[Dataset items]
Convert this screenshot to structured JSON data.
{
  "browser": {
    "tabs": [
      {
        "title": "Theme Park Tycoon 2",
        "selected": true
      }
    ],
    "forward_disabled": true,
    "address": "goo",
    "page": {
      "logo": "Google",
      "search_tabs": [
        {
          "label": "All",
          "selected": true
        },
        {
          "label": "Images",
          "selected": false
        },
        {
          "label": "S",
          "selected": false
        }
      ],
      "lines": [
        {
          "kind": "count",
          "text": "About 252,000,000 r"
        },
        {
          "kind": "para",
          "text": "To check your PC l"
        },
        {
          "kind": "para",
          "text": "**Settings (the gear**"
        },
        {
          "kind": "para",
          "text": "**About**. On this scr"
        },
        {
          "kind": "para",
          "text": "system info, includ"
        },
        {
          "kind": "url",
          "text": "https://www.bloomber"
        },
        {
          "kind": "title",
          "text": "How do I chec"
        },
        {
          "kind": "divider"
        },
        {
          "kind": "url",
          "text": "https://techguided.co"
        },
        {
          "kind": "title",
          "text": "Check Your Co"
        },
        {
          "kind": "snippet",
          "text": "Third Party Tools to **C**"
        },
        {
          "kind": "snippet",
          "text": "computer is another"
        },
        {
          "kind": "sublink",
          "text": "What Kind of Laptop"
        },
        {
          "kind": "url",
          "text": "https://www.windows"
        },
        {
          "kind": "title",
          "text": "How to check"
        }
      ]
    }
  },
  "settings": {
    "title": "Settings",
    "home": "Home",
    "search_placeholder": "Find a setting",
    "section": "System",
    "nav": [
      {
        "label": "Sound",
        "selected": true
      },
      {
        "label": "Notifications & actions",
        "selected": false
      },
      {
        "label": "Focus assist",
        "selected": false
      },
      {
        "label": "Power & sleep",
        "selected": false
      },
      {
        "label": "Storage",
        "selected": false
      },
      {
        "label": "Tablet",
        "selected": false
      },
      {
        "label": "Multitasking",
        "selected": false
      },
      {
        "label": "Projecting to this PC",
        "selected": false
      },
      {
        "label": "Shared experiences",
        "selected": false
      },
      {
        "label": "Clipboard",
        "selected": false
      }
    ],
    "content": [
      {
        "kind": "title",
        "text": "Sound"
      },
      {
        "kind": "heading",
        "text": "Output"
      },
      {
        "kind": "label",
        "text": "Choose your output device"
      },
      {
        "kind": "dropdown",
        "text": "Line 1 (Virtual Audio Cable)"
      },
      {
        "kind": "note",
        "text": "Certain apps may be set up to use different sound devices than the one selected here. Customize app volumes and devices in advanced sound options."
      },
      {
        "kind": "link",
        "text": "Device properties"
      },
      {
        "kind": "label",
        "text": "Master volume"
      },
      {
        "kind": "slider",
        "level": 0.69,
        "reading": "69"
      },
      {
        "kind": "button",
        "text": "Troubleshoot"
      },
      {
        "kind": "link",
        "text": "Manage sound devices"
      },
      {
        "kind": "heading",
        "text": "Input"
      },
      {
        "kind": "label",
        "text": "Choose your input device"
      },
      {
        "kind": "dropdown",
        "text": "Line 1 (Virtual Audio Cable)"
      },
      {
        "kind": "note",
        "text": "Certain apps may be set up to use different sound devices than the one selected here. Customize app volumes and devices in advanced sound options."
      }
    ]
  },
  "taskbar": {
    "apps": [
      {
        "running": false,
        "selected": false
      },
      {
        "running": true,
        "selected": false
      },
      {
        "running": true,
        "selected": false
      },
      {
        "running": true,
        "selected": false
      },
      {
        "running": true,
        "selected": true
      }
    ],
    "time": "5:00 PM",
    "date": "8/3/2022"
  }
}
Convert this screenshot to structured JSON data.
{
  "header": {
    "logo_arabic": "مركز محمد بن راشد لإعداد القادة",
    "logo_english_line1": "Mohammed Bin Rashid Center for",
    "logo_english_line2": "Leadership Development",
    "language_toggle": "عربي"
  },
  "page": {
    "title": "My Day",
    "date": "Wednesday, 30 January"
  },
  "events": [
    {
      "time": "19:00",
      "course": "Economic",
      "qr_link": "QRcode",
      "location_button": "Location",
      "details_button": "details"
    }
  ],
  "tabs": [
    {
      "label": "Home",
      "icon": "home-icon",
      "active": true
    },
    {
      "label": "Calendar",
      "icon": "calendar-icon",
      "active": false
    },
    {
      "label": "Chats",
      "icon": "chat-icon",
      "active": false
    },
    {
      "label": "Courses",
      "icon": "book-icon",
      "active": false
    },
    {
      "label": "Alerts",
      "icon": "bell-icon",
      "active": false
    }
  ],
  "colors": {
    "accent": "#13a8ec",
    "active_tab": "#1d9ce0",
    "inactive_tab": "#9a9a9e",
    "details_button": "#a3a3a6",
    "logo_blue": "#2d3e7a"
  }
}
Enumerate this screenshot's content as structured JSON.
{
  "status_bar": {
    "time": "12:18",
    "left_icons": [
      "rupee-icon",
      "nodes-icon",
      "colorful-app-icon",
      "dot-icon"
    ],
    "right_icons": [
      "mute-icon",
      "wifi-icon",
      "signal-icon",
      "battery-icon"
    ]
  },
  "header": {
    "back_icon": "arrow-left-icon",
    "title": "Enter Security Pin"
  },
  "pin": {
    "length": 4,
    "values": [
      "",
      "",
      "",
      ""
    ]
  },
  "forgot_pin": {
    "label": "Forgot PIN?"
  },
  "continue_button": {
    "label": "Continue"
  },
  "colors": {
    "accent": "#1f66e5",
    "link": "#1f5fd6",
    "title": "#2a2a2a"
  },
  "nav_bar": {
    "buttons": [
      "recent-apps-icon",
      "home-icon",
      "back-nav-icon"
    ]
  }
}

Exercise objective.
Write out the complete set of records exactly as given.

The completed task.
Convert this screenshot to structured JSON data.
{
  "browser": {
    "tabs": [
      {
        "title": "Theme Park Tycoon 2",
        "selected": true
      }
    ],
    "forward_disabled": true,
    "address": "goo",
    "page": {
      "logo": "Google",
      "search_tabs": [
        {
          "label": "All",
          "selected": true
        },
        {
          "label": "Images",
          "selected": false
        },
        {
          "label": "S",
          "selected": false
        }
      ],
      "lines": [
        {
          "kind": "count",
          "text": "About 252,000,000 r"
        },
        {
          "kind": "para",
          "text": "To check your PC l"
        },
        {
          "kind": "para",
          "text": "**Settings (the gear**"
        },
        {
          "kind": "para",
          "text": "**About**. On this scr"
        },
        {
          "kind": "para",
          "text": "system info, includ"
        },
        {
          "kind": "url",
          "text": "https://www.bloomber"
        },
        {
          "kind": "title",
          "text": "How do I chec"
        },
        {
          "kind": "divider"
        },
        {
          "kind": "url",
          "text": "https://techguided.co"
        },
        {
          "kind": "title",
          "text": "Check Your Co"
        },
        {
          "kind": "snippet",
          "text": "Third Party Tools to **C**"
        },
        {
          "kind": "snippet",
          "text": "computer is another"
        },
        {
          "kind": "sublink",
          "text": "What Kind of Laptop"
        },
        {
          "kind": "url",
          "text": "https://www.windows"
        },
        {
          "kind": "title",
          "text": "How to check"
        }
      ]
    }
  },
  "settings": {
    "title": "Settings",
    "home": "Home",
    "search_placeholder": "Find a setting",
    "section": "System",
    "nav": [
      {
        "label": "Sound",
        "selected": true
      },
      {
        "label": "Notifications & actions",
        "selected": false
      },
      {
        "label": "Focus assist",
        "selected": false
      },
      {
        "label": "Power & sleep",
        "selected": false
      },
      {
        "label": "Storage",
        "selected": false
      },
      {
        "label": "Tablet",
        "selected": false
      },
      {
        "label": "Multitasking",
        "selected": false
      },
      {
        "label": "Projecting to this PC",
        "selected": false
      },
      {
        "label": "Shared experiences",
        "selected": false
      },
      {
        "label": "Clipboard",
        "selected": false
      }
    ],
    "content": [
      {
        "kind": "title",
        "text": "Sound"
      },
      {
        "kind": "heading",
        "text": "Output"
      },
      {
        "kind": "label",
        "text": "Choose your output device"
      },
      {
        "kind": "dropdown",
        "text": "Line 1 (Virtual Audio Cable)"
      },
      {
        "kind": "note",
        "text": "Certain apps may be set up to use different sound devices than the one selected here. Customize app volumes and devices in advanced sound options."
      },
      {
        "kind": "link",
        "text": "Device properties"
      },
      {
        "kind": "label",
        "text": "Master volume"
      },
      {
        "kind": "slider",
        "level": 0.69,
        "reading": "69"
      },
      {
        "kind": "button",
        "text": "Troubleshoot"
      },
      {
        "kind": "link",
        "text": "Manage sound devices"
      },
      {
        "kind": "heading",
        "text": "Input"
      },
      {
        "kind": "label",
        "text": "Choose your input device"
      },
      {
        "kind": "dropdown",
        "text": "Line 1 (Virtual Audio Cable)"
      },
      {
        "kind": "note",
        "text": "Certain apps may be set up to use different sound devices than the one selected here. Customize app volumes and devices in advanced sound options."
      }
    ]
  },
  "taskbar": {
    "apps": [
      {
        "running": false,
        "selected": false
      },
      {
        "running": true,
        "selected": false
      },
      {
        "running": true,
        "selected": false
      },
      {
        "running": true,
        "selected": false
      },
      {
        "running": true,
        "selected": true
      }
    ],
    "time": "5:00 PM",
    "date": "8/3/2022"
  }
}
Convert this screenshot to structured JSON data.
{
  "header": {
    "logo_arabic": "مركز محمد بن راشد لإعداد القادة",
    "logo_english_line1": "Mohammed Bin Rashid Center for",
    "logo_english_line2": "Leadership Development",
    "language_toggle": "عربي"
  },
  "page": {
    "title": "My Day",
    "date": "Wednesday, 30 January"
  },
  "events": [
    {
      "time": "19:00",
      "course": "Economic",
      "qr_link": "QRcode",
      "location_button": "Location",
      "details_button": "details"
    }
  ],
  "tabs": [
    {
      "label": "Home",
      "icon": "home-icon",
      "active": true
    },
    {
      "label": "Calendar",
      "icon": "calendar-icon",
      "active": false
    },
    {
      "label": "Chats",
      "icon": "chat-icon",
      "active": false
    },
    {
      "label": "Courses",
      "icon": "book-icon",
      "active": false
    },
    {
      "label": "Alerts",
      "icon": "bell-icon",
      "active": false
    }
  ],
  "colors": {
    "accent": "#13a8ec",
    "active_tab": "#1d9ce0",
    "inactive_tab": "#9a9a9e",
    "details_button": "#a3a3a6",
    "logo_blue": "#2d3e7a"
  }
}
Enumerate this screenshot's content as structured JSON.
{
  "status_bar": {
    "time": "12:18",
    "left_icons": [
      "rupee-icon",
      "nodes-icon",
      "colorful-app-icon",
      "dot-icon"
    ],
    "right_icons": [
      "mute-icon",
      "wifi-icon",
      "signal-icon",
      "battery-icon"
    ]
  },
  "header": {
    "back_icon": "arrow-left-icon",
    "title": "Enter Security Pin"
  },
  "pin": {
    "length": 4,
    "values": [
      "",
      "",
      "",
      ""
    ]
  },
  "forgot_pin": {
    "label": "Forgot PIN?"
  },
  "continue_button": {
    "label": "Continue"
  },
  "colors": {
    "accent": "#1f66e5",
    "link": "#1f5fd6",
    "title": "#2a2a2a"
  },
  "nav_bar": {
    "buttons": [
      "recent-apps-icon",
      "home-icon",
      "back-nav-icon"
    ]
  }
}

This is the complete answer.